Dataset listings of figures:
━━━━━━━━━━━━━━━━━━━━━━━━━━━━━━
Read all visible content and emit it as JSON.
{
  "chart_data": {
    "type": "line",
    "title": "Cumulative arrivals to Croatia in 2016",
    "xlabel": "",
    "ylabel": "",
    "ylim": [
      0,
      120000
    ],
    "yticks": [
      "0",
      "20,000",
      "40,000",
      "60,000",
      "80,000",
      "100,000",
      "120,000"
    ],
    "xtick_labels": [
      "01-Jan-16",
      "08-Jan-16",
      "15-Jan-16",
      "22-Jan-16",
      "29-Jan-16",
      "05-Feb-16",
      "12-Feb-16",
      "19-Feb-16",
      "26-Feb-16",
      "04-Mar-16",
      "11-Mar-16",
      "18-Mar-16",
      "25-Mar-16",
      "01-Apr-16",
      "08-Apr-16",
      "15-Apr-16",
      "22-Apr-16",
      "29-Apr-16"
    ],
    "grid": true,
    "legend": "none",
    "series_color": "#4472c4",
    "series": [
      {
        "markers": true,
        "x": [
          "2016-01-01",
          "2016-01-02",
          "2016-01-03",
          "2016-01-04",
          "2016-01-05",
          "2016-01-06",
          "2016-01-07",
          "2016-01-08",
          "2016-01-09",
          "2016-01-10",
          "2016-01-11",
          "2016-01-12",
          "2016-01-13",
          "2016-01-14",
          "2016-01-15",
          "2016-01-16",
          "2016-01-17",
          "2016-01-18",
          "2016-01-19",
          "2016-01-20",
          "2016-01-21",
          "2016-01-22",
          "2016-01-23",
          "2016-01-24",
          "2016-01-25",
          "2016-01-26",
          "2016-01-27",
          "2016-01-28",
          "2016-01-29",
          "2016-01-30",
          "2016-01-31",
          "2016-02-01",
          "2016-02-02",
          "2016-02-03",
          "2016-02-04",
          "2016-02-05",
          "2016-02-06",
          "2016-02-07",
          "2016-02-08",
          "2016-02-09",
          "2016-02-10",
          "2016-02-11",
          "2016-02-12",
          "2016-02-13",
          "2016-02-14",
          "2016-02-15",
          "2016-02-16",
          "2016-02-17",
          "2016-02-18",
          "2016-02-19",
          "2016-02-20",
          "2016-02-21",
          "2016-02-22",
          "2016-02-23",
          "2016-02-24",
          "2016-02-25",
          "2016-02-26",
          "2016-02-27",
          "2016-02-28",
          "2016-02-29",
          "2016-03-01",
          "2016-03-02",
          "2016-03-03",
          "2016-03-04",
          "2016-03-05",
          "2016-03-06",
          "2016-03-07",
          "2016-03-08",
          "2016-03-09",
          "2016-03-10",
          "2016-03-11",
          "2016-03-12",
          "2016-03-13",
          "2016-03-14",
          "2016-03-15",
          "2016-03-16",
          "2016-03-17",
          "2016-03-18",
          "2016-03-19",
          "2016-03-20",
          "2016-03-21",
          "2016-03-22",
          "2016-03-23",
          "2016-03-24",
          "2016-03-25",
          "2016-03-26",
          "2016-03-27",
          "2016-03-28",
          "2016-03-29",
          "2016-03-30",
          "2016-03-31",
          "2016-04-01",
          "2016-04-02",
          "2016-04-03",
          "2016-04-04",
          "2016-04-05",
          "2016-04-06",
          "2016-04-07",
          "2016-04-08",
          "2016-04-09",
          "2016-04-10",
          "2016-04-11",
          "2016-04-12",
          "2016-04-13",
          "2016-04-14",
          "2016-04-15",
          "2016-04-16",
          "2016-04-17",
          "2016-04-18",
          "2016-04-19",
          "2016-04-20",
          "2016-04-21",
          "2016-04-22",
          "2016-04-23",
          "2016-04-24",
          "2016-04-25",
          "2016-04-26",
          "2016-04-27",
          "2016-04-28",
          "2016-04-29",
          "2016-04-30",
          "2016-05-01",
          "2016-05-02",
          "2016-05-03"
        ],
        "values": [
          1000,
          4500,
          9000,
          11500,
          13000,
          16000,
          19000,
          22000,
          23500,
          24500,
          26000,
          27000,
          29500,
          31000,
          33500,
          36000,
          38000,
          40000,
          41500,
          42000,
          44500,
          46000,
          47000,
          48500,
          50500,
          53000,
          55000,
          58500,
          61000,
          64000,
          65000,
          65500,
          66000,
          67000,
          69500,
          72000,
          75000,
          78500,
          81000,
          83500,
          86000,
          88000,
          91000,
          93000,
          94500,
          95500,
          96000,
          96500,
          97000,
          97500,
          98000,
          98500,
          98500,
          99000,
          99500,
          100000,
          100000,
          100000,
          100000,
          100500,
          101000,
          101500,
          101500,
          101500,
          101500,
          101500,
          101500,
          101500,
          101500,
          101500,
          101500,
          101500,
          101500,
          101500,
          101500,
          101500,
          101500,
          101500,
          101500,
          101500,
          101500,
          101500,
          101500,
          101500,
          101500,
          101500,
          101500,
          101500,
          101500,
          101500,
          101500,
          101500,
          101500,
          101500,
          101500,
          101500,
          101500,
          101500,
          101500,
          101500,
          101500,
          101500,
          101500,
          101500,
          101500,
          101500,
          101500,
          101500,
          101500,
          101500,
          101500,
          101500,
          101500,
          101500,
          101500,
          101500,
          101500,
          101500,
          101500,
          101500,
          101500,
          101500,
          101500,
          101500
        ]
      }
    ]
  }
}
━━━━━━━━━━━━━━━━━━━━━━━━━━━━━━
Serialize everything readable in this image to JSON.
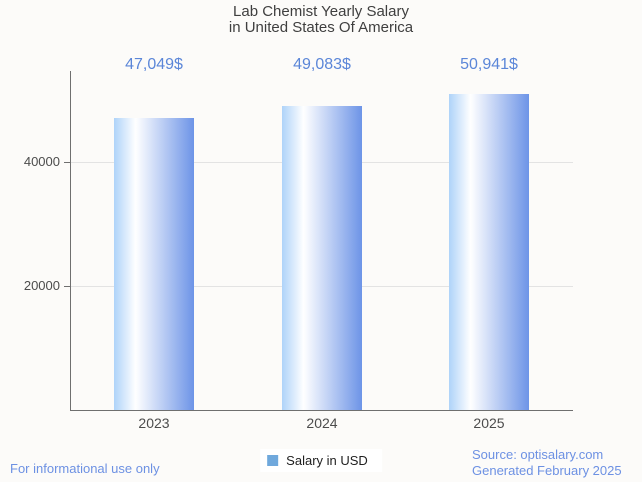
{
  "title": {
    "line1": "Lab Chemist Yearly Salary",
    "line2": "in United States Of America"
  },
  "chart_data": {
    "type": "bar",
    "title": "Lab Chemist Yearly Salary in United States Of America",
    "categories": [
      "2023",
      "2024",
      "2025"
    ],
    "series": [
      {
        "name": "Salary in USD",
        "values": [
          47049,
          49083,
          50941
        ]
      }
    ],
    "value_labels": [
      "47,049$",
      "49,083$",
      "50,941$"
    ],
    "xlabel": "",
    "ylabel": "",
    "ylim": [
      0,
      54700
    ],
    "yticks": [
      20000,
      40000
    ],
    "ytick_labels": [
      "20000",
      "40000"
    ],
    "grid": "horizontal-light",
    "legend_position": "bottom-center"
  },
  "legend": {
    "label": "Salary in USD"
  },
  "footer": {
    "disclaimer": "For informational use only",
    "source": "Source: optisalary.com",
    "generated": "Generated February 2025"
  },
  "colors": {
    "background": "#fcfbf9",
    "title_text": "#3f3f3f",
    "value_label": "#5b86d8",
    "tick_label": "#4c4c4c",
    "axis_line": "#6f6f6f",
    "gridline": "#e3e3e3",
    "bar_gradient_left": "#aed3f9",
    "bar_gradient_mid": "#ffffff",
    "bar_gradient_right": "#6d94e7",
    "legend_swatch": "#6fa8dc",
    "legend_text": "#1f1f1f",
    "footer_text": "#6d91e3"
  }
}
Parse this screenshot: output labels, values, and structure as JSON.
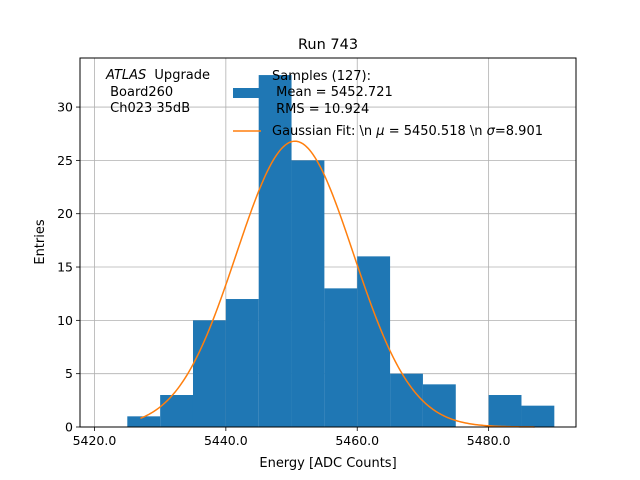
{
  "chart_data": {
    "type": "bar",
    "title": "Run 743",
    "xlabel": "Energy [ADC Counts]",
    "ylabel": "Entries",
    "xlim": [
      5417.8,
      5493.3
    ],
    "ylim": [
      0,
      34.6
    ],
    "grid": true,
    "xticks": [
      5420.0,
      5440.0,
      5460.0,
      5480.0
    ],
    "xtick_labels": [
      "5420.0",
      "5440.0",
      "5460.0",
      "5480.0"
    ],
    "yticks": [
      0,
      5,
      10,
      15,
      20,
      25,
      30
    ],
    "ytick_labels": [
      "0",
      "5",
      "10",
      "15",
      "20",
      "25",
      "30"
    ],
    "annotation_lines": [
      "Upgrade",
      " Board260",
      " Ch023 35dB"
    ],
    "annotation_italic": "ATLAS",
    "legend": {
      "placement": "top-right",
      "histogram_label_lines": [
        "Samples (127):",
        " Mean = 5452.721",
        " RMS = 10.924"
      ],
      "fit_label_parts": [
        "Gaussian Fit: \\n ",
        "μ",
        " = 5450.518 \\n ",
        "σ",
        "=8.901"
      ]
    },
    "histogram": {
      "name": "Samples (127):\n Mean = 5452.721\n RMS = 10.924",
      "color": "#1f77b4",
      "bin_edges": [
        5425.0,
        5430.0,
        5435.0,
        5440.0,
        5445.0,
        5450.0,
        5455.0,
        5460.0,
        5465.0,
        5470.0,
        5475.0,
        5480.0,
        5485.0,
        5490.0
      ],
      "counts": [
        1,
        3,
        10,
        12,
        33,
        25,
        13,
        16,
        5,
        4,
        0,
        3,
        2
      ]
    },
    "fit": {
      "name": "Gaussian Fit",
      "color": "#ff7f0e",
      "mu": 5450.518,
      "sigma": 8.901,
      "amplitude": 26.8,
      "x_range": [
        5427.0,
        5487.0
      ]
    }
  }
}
━━━━━━━━━━━━━━━━━━━━━━━━━━━━━━
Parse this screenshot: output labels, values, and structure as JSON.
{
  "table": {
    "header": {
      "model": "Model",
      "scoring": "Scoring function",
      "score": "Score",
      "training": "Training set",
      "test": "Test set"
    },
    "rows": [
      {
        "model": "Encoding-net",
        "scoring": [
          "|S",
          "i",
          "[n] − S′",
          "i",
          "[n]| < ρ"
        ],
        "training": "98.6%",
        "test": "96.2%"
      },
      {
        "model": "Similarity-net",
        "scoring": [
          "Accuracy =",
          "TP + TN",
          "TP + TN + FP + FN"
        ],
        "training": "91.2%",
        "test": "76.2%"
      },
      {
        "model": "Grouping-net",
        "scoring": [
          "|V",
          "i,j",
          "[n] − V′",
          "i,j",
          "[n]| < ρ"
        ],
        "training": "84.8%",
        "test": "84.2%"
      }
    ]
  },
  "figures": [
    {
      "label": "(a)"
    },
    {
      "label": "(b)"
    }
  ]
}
━━━━━━━━━━━━━━━━━━━━━━━━━━━━━━
■ What is required ■
Copy all lines from the material that hold "test".

■ Response to the task ■
      "test": "Test set"
        "test": "96.2%"
        "test": "76.2%"
        "test": "84.2%"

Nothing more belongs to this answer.